▸ Instructions for the task
Print the data exactly, leaving nothing out.

Start

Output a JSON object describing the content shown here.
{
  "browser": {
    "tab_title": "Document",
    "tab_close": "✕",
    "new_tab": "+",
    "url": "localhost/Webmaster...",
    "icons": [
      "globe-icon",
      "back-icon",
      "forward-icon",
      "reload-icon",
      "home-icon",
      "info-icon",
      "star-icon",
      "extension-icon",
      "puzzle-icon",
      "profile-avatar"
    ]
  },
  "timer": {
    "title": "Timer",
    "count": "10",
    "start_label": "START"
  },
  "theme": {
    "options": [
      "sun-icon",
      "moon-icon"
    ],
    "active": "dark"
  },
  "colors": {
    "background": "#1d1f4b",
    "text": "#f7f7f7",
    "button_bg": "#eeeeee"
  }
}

End

▸ Completed task
Output a JSON object describing the content shown here.
{
  "browser": {
    "tab_title": "Document",
    "tab_close": "✕",
    "new_tab": "+",
    "url": "localhost/Webmaster...",
    "icons": [
      "globe-icon",
      "back-icon",
      "forward-icon",
      "reload-icon",
      "home-icon",
      "info-icon",
      "star-icon",
      "extension-icon",
      "puzzle-icon",
      "profile-avatar"
    ]
  },
  "timer": {
    "title": "Timer",
    "count": "10",
    "start_label": "START"
  },
  "theme": {
    "options": [
      "sun-icon",
      "moon-icon"
    ],
    "active": "dark"
  },
  "colors": {
    "background": "#1d1f4b",
    "text": "#f7f7f7",
    "button_bg": "#eeeeee"
  }
}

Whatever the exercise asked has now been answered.